Here are some records; return them all exactly.
* start TASK DATA *
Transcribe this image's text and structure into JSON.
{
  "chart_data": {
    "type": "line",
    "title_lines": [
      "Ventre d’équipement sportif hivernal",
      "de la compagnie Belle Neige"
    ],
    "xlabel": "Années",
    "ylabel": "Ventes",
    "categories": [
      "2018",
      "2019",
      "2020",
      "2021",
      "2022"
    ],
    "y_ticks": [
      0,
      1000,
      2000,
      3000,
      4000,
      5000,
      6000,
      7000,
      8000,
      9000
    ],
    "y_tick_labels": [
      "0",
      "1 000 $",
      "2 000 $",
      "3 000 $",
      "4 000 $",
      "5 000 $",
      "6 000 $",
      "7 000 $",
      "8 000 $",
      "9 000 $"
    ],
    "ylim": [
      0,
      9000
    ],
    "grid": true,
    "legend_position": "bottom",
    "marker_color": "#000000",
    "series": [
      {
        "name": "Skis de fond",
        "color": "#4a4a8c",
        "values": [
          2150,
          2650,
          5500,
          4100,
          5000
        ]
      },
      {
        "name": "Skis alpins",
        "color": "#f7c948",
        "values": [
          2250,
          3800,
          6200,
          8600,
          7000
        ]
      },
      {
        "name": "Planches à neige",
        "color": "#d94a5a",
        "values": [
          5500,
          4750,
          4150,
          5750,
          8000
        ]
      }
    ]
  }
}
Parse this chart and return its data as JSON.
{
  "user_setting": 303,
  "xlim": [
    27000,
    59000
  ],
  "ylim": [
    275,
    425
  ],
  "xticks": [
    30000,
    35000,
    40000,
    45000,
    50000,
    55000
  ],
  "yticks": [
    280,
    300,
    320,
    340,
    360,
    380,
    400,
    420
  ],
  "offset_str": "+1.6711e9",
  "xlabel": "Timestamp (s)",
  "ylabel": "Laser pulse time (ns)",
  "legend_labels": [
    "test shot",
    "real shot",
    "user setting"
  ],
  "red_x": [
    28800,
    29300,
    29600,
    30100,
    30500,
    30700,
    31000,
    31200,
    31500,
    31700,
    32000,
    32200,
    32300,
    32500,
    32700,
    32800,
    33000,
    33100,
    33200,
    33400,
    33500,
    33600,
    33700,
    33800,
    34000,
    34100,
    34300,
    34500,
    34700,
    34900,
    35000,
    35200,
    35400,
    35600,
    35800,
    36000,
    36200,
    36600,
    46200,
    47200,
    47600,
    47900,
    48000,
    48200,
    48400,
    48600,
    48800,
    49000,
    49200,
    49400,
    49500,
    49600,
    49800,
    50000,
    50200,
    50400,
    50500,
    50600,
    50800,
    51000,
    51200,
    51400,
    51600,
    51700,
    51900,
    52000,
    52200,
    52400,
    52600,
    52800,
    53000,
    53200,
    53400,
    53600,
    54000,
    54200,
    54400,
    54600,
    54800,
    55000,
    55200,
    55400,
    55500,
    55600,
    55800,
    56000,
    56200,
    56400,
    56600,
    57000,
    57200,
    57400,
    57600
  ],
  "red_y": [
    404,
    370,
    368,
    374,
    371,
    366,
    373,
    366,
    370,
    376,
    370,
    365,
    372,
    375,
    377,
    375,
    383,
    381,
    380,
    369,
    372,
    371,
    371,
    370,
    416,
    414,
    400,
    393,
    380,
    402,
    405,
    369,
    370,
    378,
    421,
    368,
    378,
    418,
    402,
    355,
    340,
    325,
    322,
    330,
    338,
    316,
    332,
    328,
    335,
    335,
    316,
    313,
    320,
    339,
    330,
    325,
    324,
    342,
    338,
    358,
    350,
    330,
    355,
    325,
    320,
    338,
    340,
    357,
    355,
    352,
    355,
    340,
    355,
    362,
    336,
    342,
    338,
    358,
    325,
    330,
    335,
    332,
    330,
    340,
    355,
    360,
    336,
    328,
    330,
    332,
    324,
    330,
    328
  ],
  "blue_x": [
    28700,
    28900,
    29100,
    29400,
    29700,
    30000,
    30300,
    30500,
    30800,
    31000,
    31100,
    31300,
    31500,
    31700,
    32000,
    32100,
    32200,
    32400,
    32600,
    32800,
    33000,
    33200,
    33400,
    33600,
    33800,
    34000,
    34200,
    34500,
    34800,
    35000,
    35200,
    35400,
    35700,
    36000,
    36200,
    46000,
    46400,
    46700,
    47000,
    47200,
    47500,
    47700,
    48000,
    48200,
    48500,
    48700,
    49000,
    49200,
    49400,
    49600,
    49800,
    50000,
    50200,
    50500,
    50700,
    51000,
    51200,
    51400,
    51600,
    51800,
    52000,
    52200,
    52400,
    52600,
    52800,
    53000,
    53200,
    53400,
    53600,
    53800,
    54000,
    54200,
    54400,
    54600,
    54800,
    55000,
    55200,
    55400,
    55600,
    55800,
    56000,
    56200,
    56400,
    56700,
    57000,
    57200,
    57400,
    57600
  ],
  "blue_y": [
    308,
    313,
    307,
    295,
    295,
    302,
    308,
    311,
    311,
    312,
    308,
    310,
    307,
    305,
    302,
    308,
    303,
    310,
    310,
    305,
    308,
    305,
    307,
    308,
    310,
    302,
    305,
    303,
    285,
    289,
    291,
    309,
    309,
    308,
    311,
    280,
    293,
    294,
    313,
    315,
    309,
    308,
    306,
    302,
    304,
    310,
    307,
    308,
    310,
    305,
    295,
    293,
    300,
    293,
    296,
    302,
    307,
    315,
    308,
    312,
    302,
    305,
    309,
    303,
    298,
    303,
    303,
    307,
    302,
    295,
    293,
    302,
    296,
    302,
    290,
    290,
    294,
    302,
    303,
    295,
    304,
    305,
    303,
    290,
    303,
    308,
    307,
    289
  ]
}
* end TASK DATA *
## [SOLUTION BELOW]
Transcribe this image's text and structure into JSON.
{
  "chart_data": {
    "type": "line",
    "title_lines": [
      "Ventre d’équipement sportif hivernal",
      "de la compagnie Belle Neige"
    ],
    "xlabel": "Années",
    "ylabel": "Ventes",
    "categories": [
      "2018",
      "2019",
      "2020",
      "2021",
      "2022"
    ],
    "y_ticks": [
      0,
      1000,
      2000,
      3000,
      4000,
      5000,
      6000,
      7000,
      8000,
      9000
    ],
    "y_tick_labels": [
      "0",
      "1 000 $",
      "2 000 $",
      "3 000 $",
      "4 000 $",
      "5 000 $",
      "6 000 $",
      "7 000 $",
      "8 000 $",
      "9 000 $"
    ],
    "ylim": [
      0,
      9000
    ],
    "grid": true,
    "legend_position": "bottom",
    "marker_color": "#000000",
    "series": [
      {
        "name": "Skis de fond",
        "color": "#4a4a8c",
        "values": [
          2150,
          2650,
          5500,
          4100,
          5000
        ]
      },
      {
        "name": "Skis alpins",
        "color": "#f7c948",
        "values": [
          2250,
          3800,
          6200,
          8600,
          7000
        ]
      },
      {
        "name": "Planches à neige",
        "color": "#d94a5a",
        "values": [
          5500,
          4750,
          4150,
          5750,
          8000
        ]
      }
    ]
  }
}
Parse this chart and return its data as JSON.
{
  "user_setting": 303,
  "xlim": [
    27000,
    59000
  ],
  "ylim": [
    275,
    425
  ],
  "xticks": [
    30000,
    35000,
    40000,
    45000,
    50000,
    55000
  ],
  "yticks": [
    280,
    300,
    320,
    340,
    360,
    380,
    400,
    420
  ],
  "offset_str": "+1.6711e9",
  "xlabel": "Timestamp (s)",
  "ylabel": "Laser pulse time (ns)",
  "legend_labels": [
    "test shot",
    "real shot",
    "user setting"
  ],
  "red_x": [
    28800,
    29300,
    29600,
    30100,
    30500,
    30700,
    31000,
    31200,
    31500,
    31700,
    32000,
    32200,
    32300,
    32500,
    32700,
    32800,
    33000,
    33100,
    33200,
    33400,
    33500,
    33600,
    33700,
    33800,
    34000,
    34100,
    34300,
    34500,
    34700,
    34900,
    35000,
    35200,
    35400,
    35600,
    35800,
    36000,
    36200,
    36600,
    46200,
    47200,
    47600,
    47900,
    48000,
    48200,
    48400,
    48600,
    48800,
    49000,
    49200,
    49400,
    49500,
    49600,
    49800,
    50000,
    50200,
    50400,
    50500,
    50600,
    50800,
    51000,
    51200,
    51400,
    51600,
    51700,
    51900,
    52000,
    52200,
    52400,
    52600,
    52800,
    53000,
    53200,
    53400,
    53600,
    54000,
    54200,
    54400,
    54600,
    54800,
    55000,
    55200,
    55400,
    55500,
    55600,
    55800,
    56000,
    56200,
    56400,
    56600,
    57000,
    57200,
    57400,
    57600
  ],
  "red_y": [
    404,
    370,
    368,
    374,
    371,
    366,
    373,
    366,
    370,
    376,
    370,
    365,
    372,
    375,
    377,
    375,
    383,
    381,
    380,
    369,
    372,
    371,
    371,
    370,
    416,
    414,
    400,
    393,
    380,
    402,
    405,
    369,
    370,
    378,
    421,
    368,
    378,
    418,
    402,
    355,
    340,
    325,
    322,
    330,
    338,
    316,
    332,
    328,
    335,
    335,
    316,
    313,
    320,
    339,
    330,
    325,
    324,
    342,
    338,
    358,
    350,
    330,
    355,
    325,
    320,
    338,
    340,
    357,
    355,
    352,
    355,
    340,
    355,
    362,
    336,
    342,
    338,
    358,
    325,
    330,
    335,
    332,
    330,
    340,
    355,
    360,
    336,
    328,
    330,
    332,
    324,
    330,
    328
  ],
  "blue_x": [
    28700,
    28900,
    29100,
    29400,
    29700,
    30000,
    30300,
    30500,
    30800,
    31000,
    31100,
    31300,
    31500,
    31700,
    32000,
    32100,
    32200,
    32400,
    32600,
    32800,
    33000,
    33200,
    33400,
    33600,
    33800,
    34000,
    34200,
    34500,
    34800,
    35000,
    35200,
    35400,
    35700,
    36000,
    36200,
    46000,
    46400,
    46700,
    47000,
    47200,
    47500,
    47700,
    48000,
    48200,
    48500,
    48700,
    49000,
    49200,
    49400,
    49600,
    49800,
    50000,
    50200,
    50500,
    50700,
    51000,
    51200,
    51400,
    51600,
    51800,
    52000,
    52200,
    52400,
    52600,
    52800,
    53000,
    53200,
    53400,
    53600,
    53800,
    54000,
    54200,
    54400,
    54600,
    54800,
    55000,
    55200,
    55400,
    55600,
    55800,
    56000,
    56200,
    56400,
    56700,
    57000,
    57200,
    57400,
    57600
  ],
  "blue_y": [
    308,
    313,
    307,
    295,
    295,
    302,
    308,
    311,
    311,
    312,
    308,
    310,
    307,
    305,
    302,
    308,
    303,
    310,
    310,
    305,
    308,
    305,
    307,
    308,
    310,
    302,
    305,
    303,
    285,
    289,
    291,
    309,
    309,
    308,
    311,
    280,
    293,
    294,
    313,
    315,
    309,
    308,
    306,
    302,
    304,
    310,
    307,
    308,
    310,
    305,
    295,
    293,
    300,
    293,
    296,
    302,
    307,
    315,
    308,
    312,
    302,
    305,
    309,
    303,
    298,
    303,
    303,
    307,
    302,
    295,
    293,
    302,
    296,
    302,
    290,
    290,
    294,
    302,
    303,
    295,
    304,
    305,
    303,
    290,
    303,
    308,
    307,
    289
  ]
}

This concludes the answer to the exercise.